Your goal: Type out the data exactly as given. Skip any image.

(Stored items from a collection)

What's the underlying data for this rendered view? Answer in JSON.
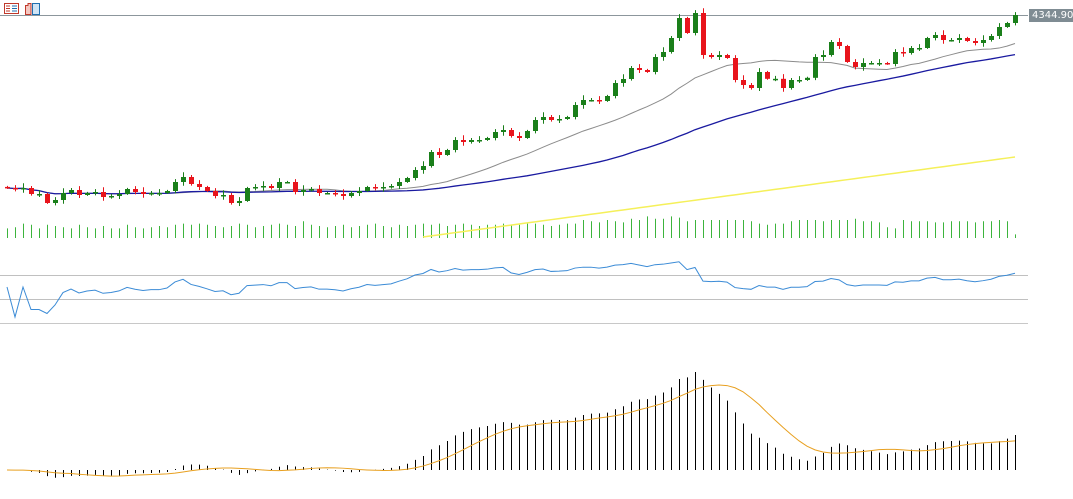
{
  "toolbar": {
    "icons": [
      "list-icon",
      "template-icon"
    ]
  },
  "chart_data": {
    "type": "candlestick",
    "title": "",
    "current_price_label": "4344.90",
    "colors": {
      "up": "#1a7f1a",
      "down": "#e8141c",
      "ma_fast": "#8c8c8c",
      "ma_mid": "#1a1aa0",
      "ma_slow": "#f5f05a",
      "volume": "#3cb43c",
      "rsi": "#3b8bd6",
      "macd_hist": "#000000",
      "macd_signal": "#e8a020",
      "price_line": "#8c969c"
    },
    "closes": [
      3393.4,
      3387.9,
      3393.4,
      3360.4,
      3360.4,
      3310.9,
      3327.4,
      3365.9,
      3382.4,
      3354.9,
      3365.9,
      3371.4,
      3343.9,
      3349.4,
      3360.4,
      3387.9,
      3371.4,
      3360.4,
      3365.9,
      3365.9,
      3376.9,
      3426.4,
      3453.9,
      3415.4,
      3398.9,
      3376.9,
      3349.4,
      3354.9,
      3310.9,
      3321.9,
      3393.4,
      3398.9,
      3404.4,
      3393.4,
      3426.4,
      3426.4,
      3371.4,
      3382.4,
      3387.9,
      3365.9,
      3365.9,
      3360.4,
      3349.4,
      3365.9,
      3376.9,
      3398.9,
      3393.4,
      3398.9,
      3404.4,
      3426.4,
      3448.4,
      3492.4,
      3514.4,
      3591.4,
      3574.9,
      3602.4,
      3657.4,
      3646.4,
      3657.4,
      3657.4,
      3668.4,
      3701.4,
      3712.4,
      3679.4,
      3668.4,
      3706.9,
      3767.4,
      3783.9,
      3767.4,
      3772.9,
      3783.9,
      3849.9,
      3877.4,
      3877.4,
      3871.9,
      3899.4,
      3970.9,
      3992.9,
      4053.4,
      4042.4,
      4031.4,
      4113.9,
      4141.4,
      4218.4,
      4328.4,
      4245.9,
      4355.9,
      4124.9,
      4113.9,
      4124.9,
      4108.4,
      3987.4,
      3959.9,
      3943.4,
      4031.4,
      3993.9,
      3993.9,
      3943.4,
      3987.4,
      3987.4,
      3999.4,
      4113.9,
      4124.9,
      4196.4,
      4174.4,
      4086.4,
      4058.9,
      4080.9,
      4080.9,
      4080.9,
      4075.4,
      4141.4,
      4135.9,
      4163.4,
      4163.4,
      4218.4,
      4234.9,
      4207.4,
      4207.4,
      4218.4,
      4201.9,
      4190.9,
      4207.4,
      4229.4,
      4278.9,
      4300.9,
      4344.9
    ],
    "volume_relative": [
      40,
      45,
      60,
      55,
      40,
      55,
      50,
      45,
      40,
      55,
      45,
      40,
      50,
      40,
      40,
      55,
      45,
      40,
      45,
      50,
      45,
      55,
      60,
      55,
      60,
      55,
      50,
      45,
      50,
      60,
      55,
      45,
      50,
      55,
      60,
      55,
      50,
      70,
      55,
      50,
      45,
      50,
      55,
      45,
      50,
      55,
      60,
      50,
      45,
      55,
      50,
      55,
      60,
      55,
      60,
      50,
      55,
      60,
      55,
      50,
      55,
      55,
      60,
      55,
      55,
      60,
      60,
      55,
      50,
      55,
      60,
      60,
      75,
      70,
      65,
      75,
      70,
      65,
      80,
      75,
      90,
      80,
      80,
      90,
      85,
      70,
      75,
      75,
      75,
      75,
      75,
      75,
      75,
      70,
      60,
      55,
      60,
      60,
      70,
      75,
      75,
      75,
      70,
      75,
      75,
      75,
      80,
      70,
      70,
      65,
      45,
      40,
      75,
      70,
      70,
      70,
      65,
      65,
      70,
      70,
      70,
      65,
      70,
      70,
      75,
      70,
      15
    ],
    "moving_averages": {
      "fast_period": 20,
      "mid_period": 50
    },
    "ma_slow": {
      "from_index": 52,
      "start": 3124,
      "end": 3564
    },
    "rsi": {
      "period": 14,
      "levels": [
        70,
        30
      ]
    },
    "macd": {
      "fast": 12,
      "slow": 26,
      "signal": 9
    }
  }
}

Result:
What's the underlying data for this rendered view? Answer in JSON.
{
  "toolbar": {
    "icons": [
      "list-icon",
      "template-icon"
    ]
  },
  "chart_data": {
    "type": "candlestick",
    "title": "",
    "current_price_label": "4344.90",
    "colors": {
      "up": "#1a7f1a",
      "down": "#e8141c",
      "ma_fast": "#8c8c8c",
      "ma_mid": "#1a1aa0",
      "ma_slow": "#f5f05a",
      "volume": "#3cb43c",
      "rsi": "#3b8bd6",
      "macd_hist": "#000000",
      "macd_signal": "#e8a020",
      "price_line": "#8c969c"
    },
    "closes": [
      3393.4,
      3387.9,
      3393.4,
      3360.4,
      3360.4,
      3310.9,
      3327.4,
      3365.9,
      3382.4,
      3354.9,
      3365.9,
      3371.4,
      3343.9,
      3349.4,
      3360.4,
      3387.9,
      3371.4,
      3360.4,
      3365.9,
      3365.9,
      3376.9,
      3426.4,
      3453.9,
      3415.4,
      3398.9,
      3376.9,
      3349.4,
      3354.9,
      3310.9,
      3321.9,
      3393.4,
      3398.9,
      3404.4,
      3393.4,
      3426.4,
      3426.4,
      3371.4,
      3382.4,
      3387.9,
      3365.9,
      3365.9,
      3360.4,
      3349.4,
      3365.9,
      3376.9,
      3398.9,
      3393.4,
      3398.9,
      3404.4,
      3426.4,
      3448.4,
      3492.4,
      3514.4,
      3591.4,
      3574.9,
      3602.4,
      3657.4,
      3646.4,
      3657.4,
      3657.4,
      3668.4,
      3701.4,
      3712.4,
      3679.4,
      3668.4,
      3706.9,
      3767.4,
      3783.9,
      3767.4,
      3772.9,
      3783.9,
      3849.9,
      3877.4,
      3877.4,
      3871.9,
      3899.4,
      3970.9,
      3992.9,
      4053.4,
      4042.4,
      4031.4,
      4113.9,
      4141.4,
      4218.4,
      4328.4,
      4245.9,
      4355.9,
      4124.9,
      4113.9,
      4124.9,
      4108.4,
      3987.4,
      3959.9,
      3943.4,
      4031.4,
      3993.9,
      3993.9,
      3943.4,
      3987.4,
      3987.4,
      3999.4,
      4113.9,
      4124.9,
      4196.4,
      4174.4,
      4086.4,
      4058.9,
      4080.9,
      4080.9,
      4080.9,
      4075.4,
      4141.4,
      4135.9,
      4163.4,
      4163.4,
      4218.4,
      4234.9,
      4207.4,
      4207.4,
      4218.4,
      4201.9,
      4190.9,
      4207.4,
      4229.4,
      4278.9,
      4300.9,
      4344.9
    ],
    "volume_relative": [
      40,
      45,
      60,
      55,
      40,
      55,
      50,
      45,
      40,
      55,
      45,
      40,
      50,
      40,
      40,
      55,
      45,
      40,
      45,
      50,
      45,
      55,
      60,
      55,
      60,
      55,
      50,
      45,
      50,
      60,
      55,
      45,
      50,
      55,
      60,
      55,
      50,
      70,
      55,
      50,
      45,
      50,
      55,
      45,
      50,
      55,
      60,
      50,
      45,
      55,
      50,
      55,
      60,
      55,
      60,
      50,
      55,
      60,
      55,
      50,
      55,
      55,
      60,
      55,
      55,
      60,
      60,
      55,
      50,
      55,
      60,
      60,
      75,
      70,
      65,
      75,
      70,
      65,
      80,
      75,
      90,
      80,
      80,
      90,
      85,
      70,
      75,
      75,
      75,
      75,
      75,
      75,
      75,
      70,
      60,
      55,
      60,
      60,
      70,
      75,
      75,
      75,
      70,
      75,
      75,
      75,
      80,
      70,
      70,
      65,
      45,
      40,
      75,
      70,
      70,
      70,
      65,
      65,
      70,
      70,
      70,
      65,
      70,
      70,
      75,
      70,
      15
    ],
    "moving_averages": {
      "fast_period": 20,
      "mid_period": 50
    },
    "ma_slow": {
      "from_index": 52,
      "start": 3124,
      "end": 3564
    },
    "rsi": {
      "period": 14,
      "levels": [
        70,
        30
      ]
    },
    "macd": {
      "fast": 12,
      "slow": 26,
      "signal": 9
    }
  }
}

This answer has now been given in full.